• _Work to be completed_:
Set down each entry exactly as given; pictures should not appear in the copy.

• _Extracted information_:

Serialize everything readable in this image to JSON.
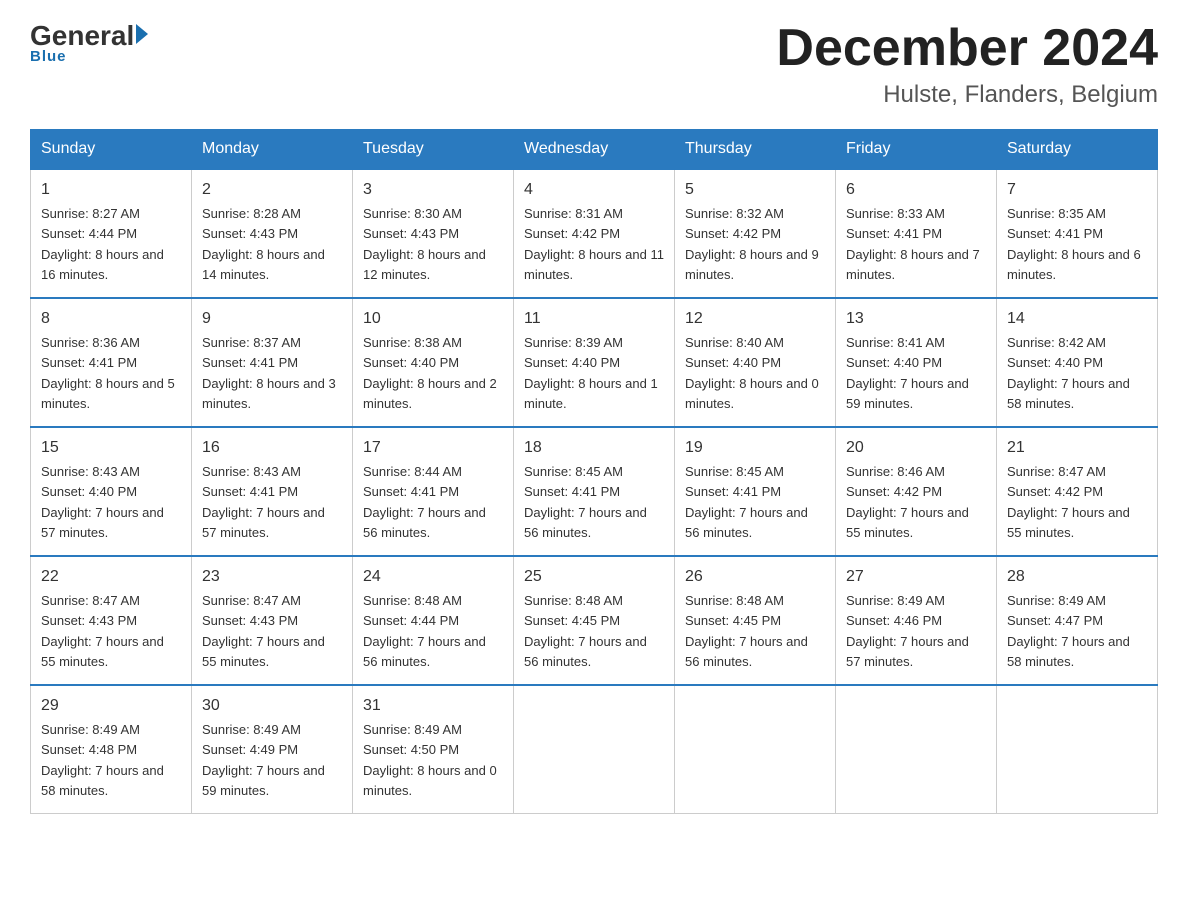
{
  "logo": {
    "general": "General",
    "blue_text": "Blue",
    "underline": "Blue"
  },
  "header": {
    "month_year": "December 2024",
    "location": "Hulste, Flanders, Belgium"
  },
  "days_of_week": [
    "Sunday",
    "Monday",
    "Tuesday",
    "Wednesday",
    "Thursday",
    "Friday",
    "Saturday"
  ],
  "weeks": [
    [
      {
        "num": "1",
        "sunrise": "8:27 AM",
        "sunset": "4:44 PM",
        "daylight": "8 hours and 16 minutes."
      },
      {
        "num": "2",
        "sunrise": "8:28 AM",
        "sunset": "4:43 PM",
        "daylight": "8 hours and 14 minutes."
      },
      {
        "num": "3",
        "sunrise": "8:30 AM",
        "sunset": "4:43 PM",
        "daylight": "8 hours and 12 minutes."
      },
      {
        "num": "4",
        "sunrise": "8:31 AM",
        "sunset": "4:42 PM",
        "daylight": "8 hours and 11 minutes."
      },
      {
        "num": "5",
        "sunrise": "8:32 AM",
        "sunset": "4:42 PM",
        "daylight": "8 hours and 9 minutes."
      },
      {
        "num": "6",
        "sunrise": "8:33 AM",
        "sunset": "4:41 PM",
        "daylight": "8 hours and 7 minutes."
      },
      {
        "num": "7",
        "sunrise": "8:35 AM",
        "sunset": "4:41 PM",
        "daylight": "8 hours and 6 minutes."
      }
    ],
    [
      {
        "num": "8",
        "sunrise": "8:36 AM",
        "sunset": "4:41 PM",
        "daylight": "8 hours and 5 minutes."
      },
      {
        "num": "9",
        "sunrise": "8:37 AM",
        "sunset": "4:41 PM",
        "daylight": "8 hours and 3 minutes."
      },
      {
        "num": "10",
        "sunrise": "8:38 AM",
        "sunset": "4:40 PM",
        "daylight": "8 hours and 2 minutes."
      },
      {
        "num": "11",
        "sunrise": "8:39 AM",
        "sunset": "4:40 PM",
        "daylight": "8 hours and 1 minute."
      },
      {
        "num": "12",
        "sunrise": "8:40 AM",
        "sunset": "4:40 PM",
        "daylight": "8 hours and 0 minutes."
      },
      {
        "num": "13",
        "sunrise": "8:41 AM",
        "sunset": "4:40 PM",
        "daylight": "7 hours and 59 minutes."
      },
      {
        "num": "14",
        "sunrise": "8:42 AM",
        "sunset": "4:40 PM",
        "daylight": "7 hours and 58 minutes."
      }
    ],
    [
      {
        "num": "15",
        "sunrise": "8:43 AM",
        "sunset": "4:40 PM",
        "daylight": "7 hours and 57 minutes."
      },
      {
        "num": "16",
        "sunrise": "8:43 AM",
        "sunset": "4:41 PM",
        "daylight": "7 hours and 57 minutes."
      },
      {
        "num": "17",
        "sunrise": "8:44 AM",
        "sunset": "4:41 PM",
        "daylight": "7 hours and 56 minutes."
      },
      {
        "num": "18",
        "sunrise": "8:45 AM",
        "sunset": "4:41 PM",
        "daylight": "7 hours and 56 minutes."
      },
      {
        "num": "19",
        "sunrise": "8:45 AM",
        "sunset": "4:41 PM",
        "daylight": "7 hours and 56 minutes."
      },
      {
        "num": "20",
        "sunrise": "8:46 AM",
        "sunset": "4:42 PM",
        "daylight": "7 hours and 55 minutes."
      },
      {
        "num": "21",
        "sunrise": "8:47 AM",
        "sunset": "4:42 PM",
        "daylight": "7 hours and 55 minutes."
      }
    ],
    [
      {
        "num": "22",
        "sunrise": "8:47 AM",
        "sunset": "4:43 PM",
        "daylight": "7 hours and 55 minutes."
      },
      {
        "num": "23",
        "sunrise": "8:47 AM",
        "sunset": "4:43 PM",
        "daylight": "7 hours and 55 minutes."
      },
      {
        "num": "24",
        "sunrise": "8:48 AM",
        "sunset": "4:44 PM",
        "daylight": "7 hours and 56 minutes."
      },
      {
        "num": "25",
        "sunrise": "8:48 AM",
        "sunset": "4:45 PM",
        "daylight": "7 hours and 56 minutes."
      },
      {
        "num": "26",
        "sunrise": "8:48 AM",
        "sunset": "4:45 PM",
        "daylight": "7 hours and 56 minutes."
      },
      {
        "num": "27",
        "sunrise": "8:49 AM",
        "sunset": "4:46 PM",
        "daylight": "7 hours and 57 minutes."
      },
      {
        "num": "28",
        "sunrise": "8:49 AM",
        "sunset": "4:47 PM",
        "daylight": "7 hours and 58 minutes."
      }
    ],
    [
      {
        "num": "29",
        "sunrise": "8:49 AM",
        "sunset": "4:48 PM",
        "daylight": "7 hours and 58 minutes."
      },
      {
        "num": "30",
        "sunrise": "8:49 AM",
        "sunset": "4:49 PM",
        "daylight": "7 hours and 59 minutes."
      },
      {
        "num": "31",
        "sunrise": "8:49 AM",
        "sunset": "4:50 PM",
        "daylight": "8 hours and 0 minutes."
      },
      {
        "num": "",
        "sunrise": "",
        "sunset": "",
        "daylight": ""
      },
      {
        "num": "",
        "sunrise": "",
        "sunset": "",
        "daylight": ""
      },
      {
        "num": "",
        "sunrise": "",
        "sunset": "",
        "daylight": ""
      },
      {
        "num": "",
        "sunrise": "",
        "sunset": "",
        "daylight": ""
      }
    ]
  ],
  "labels": {
    "sunrise_prefix": "Sunrise: ",
    "sunset_prefix": "Sunset: ",
    "daylight_prefix": "Daylight: "
  }
}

• _Correct response_:
Serialize everything readable in this image to JSON.
{
  "logo": {
    "general": "General",
    "blue_text": "Blue",
    "underline": "Blue"
  },
  "header": {
    "month_year": "December 2024",
    "location": "Hulste, Flanders, Belgium"
  },
  "days_of_week": [
    "Sunday",
    "Monday",
    "Tuesday",
    "Wednesday",
    "Thursday",
    "Friday",
    "Saturday"
  ],
  "weeks": [
    [
      {
        "num": "1",
        "sunrise": "8:27 AM",
        "sunset": "4:44 PM",
        "daylight": "8 hours and 16 minutes."
      },
      {
        "num": "2",
        "sunrise": "8:28 AM",
        "sunset": "4:43 PM",
        "daylight": "8 hours and 14 minutes."
      },
      {
        "num": "3",
        "sunrise": "8:30 AM",
        "sunset": "4:43 PM",
        "daylight": "8 hours and 12 minutes."
      },
      {
        "num": "4",
        "sunrise": "8:31 AM",
        "sunset": "4:42 PM",
        "daylight": "8 hours and 11 minutes."
      },
      {
        "num": "5",
        "sunrise": "8:32 AM",
        "sunset": "4:42 PM",
        "daylight": "8 hours and 9 minutes."
      },
      {
        "num": "6",
        "sunrise": "8:33 AM",
        "sunset": "4:41 PM",
        "daylight": "8 hours and 7 minutes."
      },
      {
        "num": "7",
        "sunrise": "8:35 AM",
        "sunset": "4:41 PM",
        "daylight": "8 hours and 6 minutes."
      }
    ],
    [
      {
        "num": "8",
        "sunrise": "8:36 AM",
        "sunset": "4:41 PM",
        "daylight": "8 hours and 5 minutes."
      },
      {
        "num": "9",
        "sunrise": "8:37 AM",
        "sunset": "4:41 PM",
        "daylight": "8 hours and 3 minutes."
      },
      {
        "num": "10",
        "sunrise": "8:38 AM",
        "sunset": "4:40 PM",
        "daylight": "8 hours and 2 minutes."
      },
      {
        "num": "11",
        "sunrise": "8:39 AM",
        "sunset": "4:40 PM",
        "daylight": "8 hours and 1 minute."
      },
      {
        "num": "12",
        "sunrise": "8:40 AM",
        "sunset": "4:40 PM",
        "daylight": "8 hours and 0 minutes."
      },
      {
        "num": "13",
        "sunrise": "8:41 AM",
        "sunset": "4:40 PM",
        "daylight": "7 hours and 59 minutes."
      },
      {
        "num": "14",
        "sunrise": "8:42 AM",
        "sunset": "4:40 PM",
        "daylight": "7 hours and 58 minutes."
      }
    ],
    [
      {
        "num": "15",
        "sunrise": "8:43 AM",
        "sunset": "4:40 PM",
        "daylight": "7 hours and 57 minutes."
      },
      {
        "num": "16",
        "sunrise": "8:43 AM",
        "sunset": "4:41 PM",
        "daylight": "7 hours and 57 minutes."
      },
      {
        "num": "17",
        "sunrise": "8:44 AM",
        "sunset": "4:41 PM",
        "daylight": "7 hours and 56 minutes."
      },
      {
        "num": "18",
        "sunrise": "8:45 AM",
        "sunset": "4:41 PM",
        "daylight": "7 hours and 56 minutes."
      },
      {
        "num": "19",
        "sunrise": "8:45 AM",
        "sunset": "4:41 PM",
        "daylight": "7 hours and 56 minutes."
      },
      {
        "num": "20",
        "sunrise": "8:46 AM",
        "sunset": "4:42 PM",
        "daylight": "7 hours and 55 minutes."
      },
      {
        "num": "21",
        "sunrise": "8:47 AM",
        "sunset": "4:42 PM",
        "daylight": "7 hours and 55 minutes."
      }
    ],
    [
      {
        "num": "22",
        "sunrise": "8:47 AM",
        "sunset": "4:43 PM",
        "daylight": "7 hours and 55 minutes."
      },
      {
        "num": "23",
        "sunrise": "8:47 AM",
        "sunset": "4:43 PM",
        "daylight": "7 hours and 55 minutes."
      },
      {
        "num": "24",
        "sunrise": "8:48 AM",
        "sunset": "4:44 PM",
        "daylight": "7 hours and 56 minutes."
      },
      {
        "num": "25",
        "sunrise": "8:48 AM",
        "sunset": "4:45 PM",
        "daylight": "7 hours and 56 minutes."
      },
      {
        "num": "26",
        "sunrise": "8:48 AM",
        "sunset": "4:45 PM",
        "daylight": "7 hours and 56 minutes."
      },
      {
        "num": "27",
        "sunrise": "8:49 AM",
        "sunset": "4:46 PM",
        "daylight": "7 hours and 57 minutes."
      },
      {
        "num": "28",
        "sunrise": "8:49 AM",
        "sunset": "4:47 PM",
        "daylight": "7 hours and 58 minutes."
      }
    ],
    [
      {
        "num": "29",
        "sunrise": "8:49 AM",
        "sunset": "4:48 PM",
        "daylight": "7 hours and 58 minutes."
      },
      {
        "num": "30",
        "sunrise": "8:49 AM",
        "sunset": "4:49 PM",
        "daylight": "7 hours and 59 minutes."
      },
      {
        "num": "31",
        "sunrise": "8:49 AM",
        "sunset": "4:50 PM",
        "daylight": "8 hours and 0 minutes."
      },
      {
        "num": "",
        "sunrise": "",
        "sunset": "",
        "daylight": ""
      },
      {
        "num": "",
        "sunrise": "",
        "sunset": "",
        "daylight": ""
      },
      {
        "num": "",
        "sunrise": "",
        "sunset": "",
        "daylight": ""
      },
      {
        "num": "",
        "sunrise": "",
        "sunset": "",
        "daylight": ""
      }
    ]
  ],
  "labels": {
    "sunrise_prefix": "Sunrise: ",
    "sunset_prefix": "Sunset: ",
    "daylight_prefix": "Daylight: "
  }
}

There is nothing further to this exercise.